Data items
***

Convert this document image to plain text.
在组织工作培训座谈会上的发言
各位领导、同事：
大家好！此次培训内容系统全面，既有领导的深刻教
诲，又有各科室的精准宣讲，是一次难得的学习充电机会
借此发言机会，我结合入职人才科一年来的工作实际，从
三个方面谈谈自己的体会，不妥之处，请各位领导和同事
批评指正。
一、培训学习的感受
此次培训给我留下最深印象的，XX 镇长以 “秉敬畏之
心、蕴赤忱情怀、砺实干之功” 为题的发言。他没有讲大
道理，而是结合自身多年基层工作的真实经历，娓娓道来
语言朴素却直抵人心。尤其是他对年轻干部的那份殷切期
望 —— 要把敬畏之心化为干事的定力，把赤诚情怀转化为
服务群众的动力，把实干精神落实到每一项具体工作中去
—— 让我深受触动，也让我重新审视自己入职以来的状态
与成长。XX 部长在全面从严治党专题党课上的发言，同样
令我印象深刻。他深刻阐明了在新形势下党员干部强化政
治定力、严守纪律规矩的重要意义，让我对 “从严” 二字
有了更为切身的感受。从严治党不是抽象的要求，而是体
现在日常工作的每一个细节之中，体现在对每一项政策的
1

***

• [Exercise instructions]
Copy each record from above without leaving any out.

• [Final answer]
Convert this document image to plain text.
在组织工作培训座谈会上的发言
各位领导、同事：
大家好！此次培训内容系统全面，既有领导的深刻教
诲，又有各科室的精准宣讲，是一次难得的学习充电机会
借此发言机会，我结合入职人才科一年来的工作实际，从
三个方面谈谈自己的体会，不妥之处，请各位领导和同事
批评指正。
一、培训学习的感受
此次培训给我留下最深印象的，XX 镇长以 “秉敬畏之
心、蕴赤忱情怀、砺实干之功” 为题的发言。他没有讲大
道理，而是结合自身多年基层工作的真实经历，娓娓道来
语言朴素却直抵人心。尤其是他对年轻干部的那份殷切期
望 —— 要把敬畏之心化为干事的定力，把赤诚情怀转化为
服务群众的动力，把实干精神落实到每一项具体工作中去
—— 让我深受触动，也让我重新审视自己入职以来的状态
与成长。XX 部长在全面从严治党专题党课上的发言，同样
令我印象深刻。他深刻阐明了在新形势下党员干部强化政
治定力、严守纪律规矩的重要意义，让我对 “从严” 二字
有了更为切身的感受。从严治党不是抽象的要求，而是体
现在日常工作的每一个细节之中，体现在对每一项政策的
1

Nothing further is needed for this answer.